GIVEN DATA
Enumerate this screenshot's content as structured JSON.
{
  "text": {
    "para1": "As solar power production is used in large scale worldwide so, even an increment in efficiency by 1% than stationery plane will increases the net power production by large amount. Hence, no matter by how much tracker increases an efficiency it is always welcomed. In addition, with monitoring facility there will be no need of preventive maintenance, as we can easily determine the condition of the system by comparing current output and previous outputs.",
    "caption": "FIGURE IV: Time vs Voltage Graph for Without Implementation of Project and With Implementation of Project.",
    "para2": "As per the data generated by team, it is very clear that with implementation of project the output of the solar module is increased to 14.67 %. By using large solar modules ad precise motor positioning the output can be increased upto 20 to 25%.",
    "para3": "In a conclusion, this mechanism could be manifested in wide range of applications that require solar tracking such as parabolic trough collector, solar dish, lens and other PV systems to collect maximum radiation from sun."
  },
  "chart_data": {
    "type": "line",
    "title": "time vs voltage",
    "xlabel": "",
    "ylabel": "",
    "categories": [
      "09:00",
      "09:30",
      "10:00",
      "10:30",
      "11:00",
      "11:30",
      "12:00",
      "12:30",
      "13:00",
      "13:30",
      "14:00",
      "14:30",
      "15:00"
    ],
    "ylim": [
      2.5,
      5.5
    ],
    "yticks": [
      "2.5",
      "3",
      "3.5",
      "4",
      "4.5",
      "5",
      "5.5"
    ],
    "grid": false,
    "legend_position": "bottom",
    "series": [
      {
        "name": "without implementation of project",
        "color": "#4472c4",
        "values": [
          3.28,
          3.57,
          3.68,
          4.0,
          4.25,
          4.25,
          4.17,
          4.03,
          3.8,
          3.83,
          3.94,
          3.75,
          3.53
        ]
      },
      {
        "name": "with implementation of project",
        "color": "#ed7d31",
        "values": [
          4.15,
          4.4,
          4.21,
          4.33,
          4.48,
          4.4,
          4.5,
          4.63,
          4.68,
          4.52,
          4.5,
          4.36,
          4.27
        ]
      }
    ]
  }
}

TASK DESCRIPTION
Print all of the data exactly as it was given.

ANSWER FOR THE TASK
Enumerate this screenshot's content as structured JSON.
{
  "text": {
    "para1": "As solar power production is used in large scale worldwide so, even an increment in efficiency by 1% than stationery plane will increases the net power production by large amount. Hence, no matter by how much tracker increases an efficiency it is always welcomed. In addition, with monitoring facility there will be no need of preventive maintenance, as we can easily determine the condition of the system by comparing current output and previous outputs.",
    "caption": "FIGURE IV: Time vs Voltage Graph for Without Implementation of Project and With Implementation of Project.",
    "para2": "As per the data generated by team, it is very clear that with implementation of project the output of the solar module is increased to 14.67 %. By using large solar modules ad precise motor positioning the output can be increased upto 20 to 25%.",
    "para3": "In a conclusion, this mechanism could be manifested in wide range of applications that require solar tracking such as parabolic trough collector, solar dish, lens and other PV systems to collect maximum radiation from sun."
  },
  "chart_data": {
    "type": "line",
    "title": "time vs voltage",
    "xlabel": "",
    "ylabel": "",
    "categories": [
      "09:00",
      "09:30",
      "10:00",
      "10:30",
      "11:00",
      "11:30",
      "12:00",
      "12:30",
      "13:00",
      "13:30",
      "14:00",
      "14:30",
      "15:00"
    ],
    "ylim": [
      2.5,
      5.5
    ],
    "yticks": [
      "2.5",
      "3",
      "3.5",
      "4",
      "4.5",
      "5",
      "5.5"
    ],
    "grid": false,
    "legend_position": "bottom",
    "series": [
      {
        "name": "without implementation of project",
        "color": "#4472c4",
        "values": [
          3.28,
          3.57,
          3.68,
          4.0,
          4.25,
          4.25,
          4.17,
          4.03,
          3.8,
          3.83,
          3.94,
          3.75,
          3.53
        ]
      },
      {
        "name": "with implementation of project",
        "color": "#ed7d31",
        "values": [
          4.15,
          4.4,
          4.21,
          4.33,
          4.48,
          4.4,
          4.5,
          4.63,
          4.68,
          4.52,
          4.5,
          4.36,
          4.27
        ]
      }
    ]
  }
}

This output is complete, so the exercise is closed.